— start Data provided —
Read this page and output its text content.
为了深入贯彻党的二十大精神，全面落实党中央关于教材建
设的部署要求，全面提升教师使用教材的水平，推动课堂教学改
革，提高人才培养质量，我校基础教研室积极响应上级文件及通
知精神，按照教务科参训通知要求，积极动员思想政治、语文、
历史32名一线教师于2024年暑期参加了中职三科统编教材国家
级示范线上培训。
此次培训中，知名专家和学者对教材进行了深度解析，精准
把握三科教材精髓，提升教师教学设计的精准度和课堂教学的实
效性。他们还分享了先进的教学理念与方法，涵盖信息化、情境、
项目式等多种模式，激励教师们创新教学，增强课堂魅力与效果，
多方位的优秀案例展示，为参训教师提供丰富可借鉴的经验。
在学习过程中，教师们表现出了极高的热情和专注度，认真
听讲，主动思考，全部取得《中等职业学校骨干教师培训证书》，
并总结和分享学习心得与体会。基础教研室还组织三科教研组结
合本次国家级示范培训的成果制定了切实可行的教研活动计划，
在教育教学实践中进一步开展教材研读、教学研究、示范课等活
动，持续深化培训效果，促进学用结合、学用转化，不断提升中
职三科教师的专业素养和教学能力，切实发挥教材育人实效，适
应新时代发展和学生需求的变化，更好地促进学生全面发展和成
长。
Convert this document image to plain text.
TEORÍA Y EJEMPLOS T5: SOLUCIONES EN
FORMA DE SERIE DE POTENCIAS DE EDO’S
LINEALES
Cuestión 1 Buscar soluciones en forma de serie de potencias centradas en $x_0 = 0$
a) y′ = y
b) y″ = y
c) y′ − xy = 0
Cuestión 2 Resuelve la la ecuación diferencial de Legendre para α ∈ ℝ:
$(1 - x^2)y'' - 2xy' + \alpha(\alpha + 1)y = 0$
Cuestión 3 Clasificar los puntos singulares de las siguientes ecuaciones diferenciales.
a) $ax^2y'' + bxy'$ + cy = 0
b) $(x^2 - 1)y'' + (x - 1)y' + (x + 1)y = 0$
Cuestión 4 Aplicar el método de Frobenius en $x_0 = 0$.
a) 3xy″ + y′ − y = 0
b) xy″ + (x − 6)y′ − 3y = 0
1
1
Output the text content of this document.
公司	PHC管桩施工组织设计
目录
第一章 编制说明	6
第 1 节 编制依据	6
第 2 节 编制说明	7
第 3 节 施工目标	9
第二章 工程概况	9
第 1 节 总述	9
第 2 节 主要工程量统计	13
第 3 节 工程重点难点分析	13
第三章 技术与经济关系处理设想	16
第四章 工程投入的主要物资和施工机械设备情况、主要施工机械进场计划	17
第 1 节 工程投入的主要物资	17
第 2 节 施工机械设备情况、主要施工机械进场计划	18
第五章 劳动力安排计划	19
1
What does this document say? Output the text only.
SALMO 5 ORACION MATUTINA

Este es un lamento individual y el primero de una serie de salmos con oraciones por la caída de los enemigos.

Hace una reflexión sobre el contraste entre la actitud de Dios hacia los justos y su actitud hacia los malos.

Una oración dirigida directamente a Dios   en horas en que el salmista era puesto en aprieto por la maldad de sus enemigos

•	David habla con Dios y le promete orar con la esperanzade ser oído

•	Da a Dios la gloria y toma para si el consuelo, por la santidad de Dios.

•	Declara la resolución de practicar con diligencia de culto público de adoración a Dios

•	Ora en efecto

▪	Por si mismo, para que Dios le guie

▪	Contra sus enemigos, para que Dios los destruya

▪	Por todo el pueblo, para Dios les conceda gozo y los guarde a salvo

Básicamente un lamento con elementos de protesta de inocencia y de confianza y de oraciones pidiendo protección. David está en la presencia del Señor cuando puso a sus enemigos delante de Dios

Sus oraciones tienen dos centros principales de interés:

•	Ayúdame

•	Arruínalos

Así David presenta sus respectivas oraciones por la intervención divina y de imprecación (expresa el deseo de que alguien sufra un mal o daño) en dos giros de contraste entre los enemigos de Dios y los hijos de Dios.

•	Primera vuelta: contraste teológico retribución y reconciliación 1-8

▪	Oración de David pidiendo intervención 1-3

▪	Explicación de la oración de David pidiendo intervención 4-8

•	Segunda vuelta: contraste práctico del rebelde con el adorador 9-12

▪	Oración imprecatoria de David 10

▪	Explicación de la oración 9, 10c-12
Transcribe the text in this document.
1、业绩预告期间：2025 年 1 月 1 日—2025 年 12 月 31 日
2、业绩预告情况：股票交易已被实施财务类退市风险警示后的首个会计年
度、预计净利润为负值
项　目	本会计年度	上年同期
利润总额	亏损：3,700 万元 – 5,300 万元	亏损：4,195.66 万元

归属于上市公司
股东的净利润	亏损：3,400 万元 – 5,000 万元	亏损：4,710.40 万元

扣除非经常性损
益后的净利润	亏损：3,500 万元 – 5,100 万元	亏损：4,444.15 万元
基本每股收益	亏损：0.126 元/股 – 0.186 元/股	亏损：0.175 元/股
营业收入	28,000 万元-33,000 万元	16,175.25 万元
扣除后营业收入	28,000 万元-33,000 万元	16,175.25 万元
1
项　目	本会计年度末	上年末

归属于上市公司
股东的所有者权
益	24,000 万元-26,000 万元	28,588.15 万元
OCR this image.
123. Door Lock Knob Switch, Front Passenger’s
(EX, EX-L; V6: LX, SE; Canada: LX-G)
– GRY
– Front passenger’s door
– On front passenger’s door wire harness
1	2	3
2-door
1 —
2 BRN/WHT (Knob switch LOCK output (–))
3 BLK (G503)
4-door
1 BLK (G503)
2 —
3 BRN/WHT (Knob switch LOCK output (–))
— end Data provided —
- [Work instructions] Reproduce the lines of the entries above exactly, but only from the line containing "Transcribe the text in this document." through the final line.

- [Response below]
Transcribe the text in this document.
1、业绩预告期间：2025 年 1 月 1 日—2025 年 12 月 31 日
2、业绩预告情况：股票交易已被实施财务类退市风险警示后的首个会计年
度、预计净利润为负值
项　目	本会计年度	上年同期
利润总额	亏损：3,700 万元 – 5,300 万元	亏损：4,195.66 万元

归属于上市公司
股东的净利润	亏损：3,400 万元 – 5,000 万元	亏损：4,710.40 万元

扣除非经常性损
益后的净利润	亏损：3,500 万元 – 5,100 万元	亏损：4,444.15 万元
基本每股收益	亏损：0.126 元/股 – 0.186 元/股	亏损：0.175 元/股
营业收入	28,000 万元-33,000 万元	16,175.25 万元
扣除后营业收入	28,000 万元-33,000 万元	16,175.25 万元
1
项　目	本会计年度末	上年末

归属于上市公司
股东的所有者权
益	24,000 万元-26,000 万元	28,588.15 万元
OCR this image.
123. Door Lock Knob Switch, Front Passenger’s
(EX, EX-L; V6: LX, SE; Canada: LX-G)
– GRY
– Front passenger’s door
– On front passenger’s door wire harness
1	2	3
2-door
1 —
2 BRN/WHT (Knob switch LOCK output (–))
3 BLK (G503)
4-door
1 BLK (G503)
2 —
3 BRN/WHT (Knob switch LOCK output (–))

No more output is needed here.